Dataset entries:
<<<<

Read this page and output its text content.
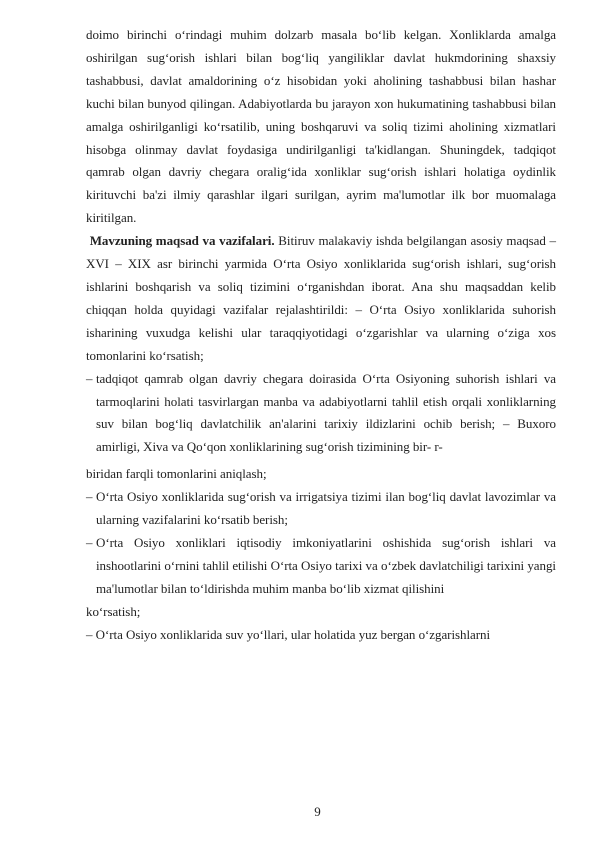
doimo birinchi o‘rindagi muhim dolzarb masala bo‘lib kelgan. Xonliklarda amalga oshirilgan sug‘orish ishlari bilan bog‘liq yangiliklar davlat hukmdorining shaxsiy tashabbusi, davlat amaldorining o‘z hisobidan yoki aholining tashabbusi bilan hashar kuchi bilan bunyod qilingan. Adabiyotlarda bu jarayon xon hukumatining tashabbusi bilan amalga oshirilganligi ko‘rsatilib, uning boshqaruvi va soliq tizimi aholining xizmatlari hisobga olinmay davlat foydasiga undirilganligi ta'kidlangan. Shuningdek, tadqiqot qamrab olgan davriy chegara oralig‘ida xonliklar sug‘orish ishlari holatiga oydinlik kirituvchi ba'zi ilmiy qarashlar ilgari surilgan, ayrim ma'lumotlar ilk bor muomalaga kiritilgan.

Mavzuning maqsad va vazifalari. Bitiruv malakaviy ishda belgilangan asosiy maqsad – XVI – XIX asr birinchi yarmida O‘rta Osiyo xonliklarida sug‘orish ishlari, sug‘orish ishlarini boshqarish va soliq tizimini o‘rganishdan iborat. Ana shu maqsaddan kelib chiqqan holda quyidagi vazifalar rejalashtirildi: – O‘rta Osiyo xonliklarida suhorish isharining vuxudga kelishi ular taraqqiyotidagi o‘zgarishlar va ularning o‘ziga xos tomonlarini ko‘rsatish;

– tadqiqot qamrab olgan davriy chegara doirasida O‘rta Osiyoning suhorish ishlari va tarmoqlarini holati tasvirlargan manba va adabiyotlarni tahlil etish orqali xonliklarning suv bilan bog‘liq davlatchilik an'alarini tarixiy ildizlarini ochib berish; – Buxoro amirligi, Xiva va Qo‘qon xonliklarining sug‘orish tizimining bir- r-

biridan farqli tomonlarini aniqlash;

– O‘rta Osiyo xonliklarida sug‘orish va irrigatsiya tizimi ilan bog‘liq davlat lavozimlar va ularning vazifalarini ko‘rsatib berish;

– O‘rta Osiyo xonliklari iqtisodiy imkoniyatlarini oshishida sug‘orish ishlari va inshootlarini o‘rnini tahlil etilishi O‘rta Osiyo tarixi va o‘zbek davlatchiligi tarixini yangi ma'lumotlar bilan to‘ldirishda muhim manba bo‘lib xizmat qilishini

ko‘rsatish;

– O‘rta Osiyo xonliklarida suv yo‘llari, ular holatida yuz bergan o‘zgarishlarni

9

>>>>

#### EXERCISE DIRECTIONS:
Without the pictures, write out the whole listing above exactly as it appears.

#### RIGHT ANSWER:
Read this page and output its text content.
doimo birinchi o‘rindagi muhim dolzarb masala bo‘lib kelgan. Xonliklarda amalga oshirilgan sug‘orish ishlari bilan bog‘liq yangiliklar davlat hukmdorining shaxsiy tashabbusi, davlat amaldorining o‘z hisobidan yoki aholining tashabbusi bilan hashar kuchi bilan bunyod qilingan. Adabiyotlarda bu jarayon xon hukumatining tashabbusi bilan amalga oshirilganligi ko‘rsatilib, uning boshqaruvi va soliq tizimi aholining xizmatlari hisobga olinmay davlat foydasiga undirilganligi ta'kidlangan. Shuningdek, tadqiqot qamrab olgan davriy chegara oralig‘ida xonliklar sug‘orish ishlari holatiga oydinlik kirituvchi ba'zi ilmiy qarashlar ilgari surilgan, ayrim ma'lumotlar ilk bor muomalaga kiritilgan.

Mavzuning maqsad va vazifalari. Bitiruv malakaviy ishda belgilangan asosiy maqsad – XVI – XIX asr birinchi yarmida O‘rta Osiyo xonliklarida sug‘orish ishlari, sug‘orish ishlarini boshqarish va soliq tizimini o‘rganishdan iborat. Ana shu maqsaddan kelib chiqqan holda quyidagi vazifalar rejalashtirildi: – O‘rta Osiyo xonliklarida suhorish isharining vuxudga kelishi ular taraqqiyotidagi o‘zgarishlar va ularning o‘ziga xos tomonlarini ko‘rsatish;

– tadqiqot qamrab olgan davriy chegara doirasida O‘rta Osiyoning suhorish ishlari va tarmoqlarini holati tasvirlargan manba va adabiyotlarni tahlil etish orqali xonliklarning suv bilan bog‘liq davlatchilik an'alarini tarixiy ildizlarini ochib berish; – Buxoro amirligi, Xiva va Qo‘qon xonliklarining sug‘orish tizimining bir- r-

biridan farqli tomonlarini aniqlash;

– O‘rta Osiyo xonliklarida sug‘orish va irrigatsiya tizimi ilan bog‘liq davlat lavozimlar va ularning vazifalarini ko‘rsatib berish;

– O‘rta Osiyo xonliklari iqtisodiy imkoniyatlarini oshishida sug‘orish ishlari va inshootlarini o‘rnini tahlil etilishi O‘rta Osiyo tarixi va o‘zbek davlatchiligi tarixini yangi ma'lumotlar bilan to‘ldirishda muhim manba bo‘lib xizmat qilishini

ko‘rsatish;

– O‘rta Osiyo xonliklarida suv yo‘llari, ular holatida yuz bergan o‘zgarishlarni

9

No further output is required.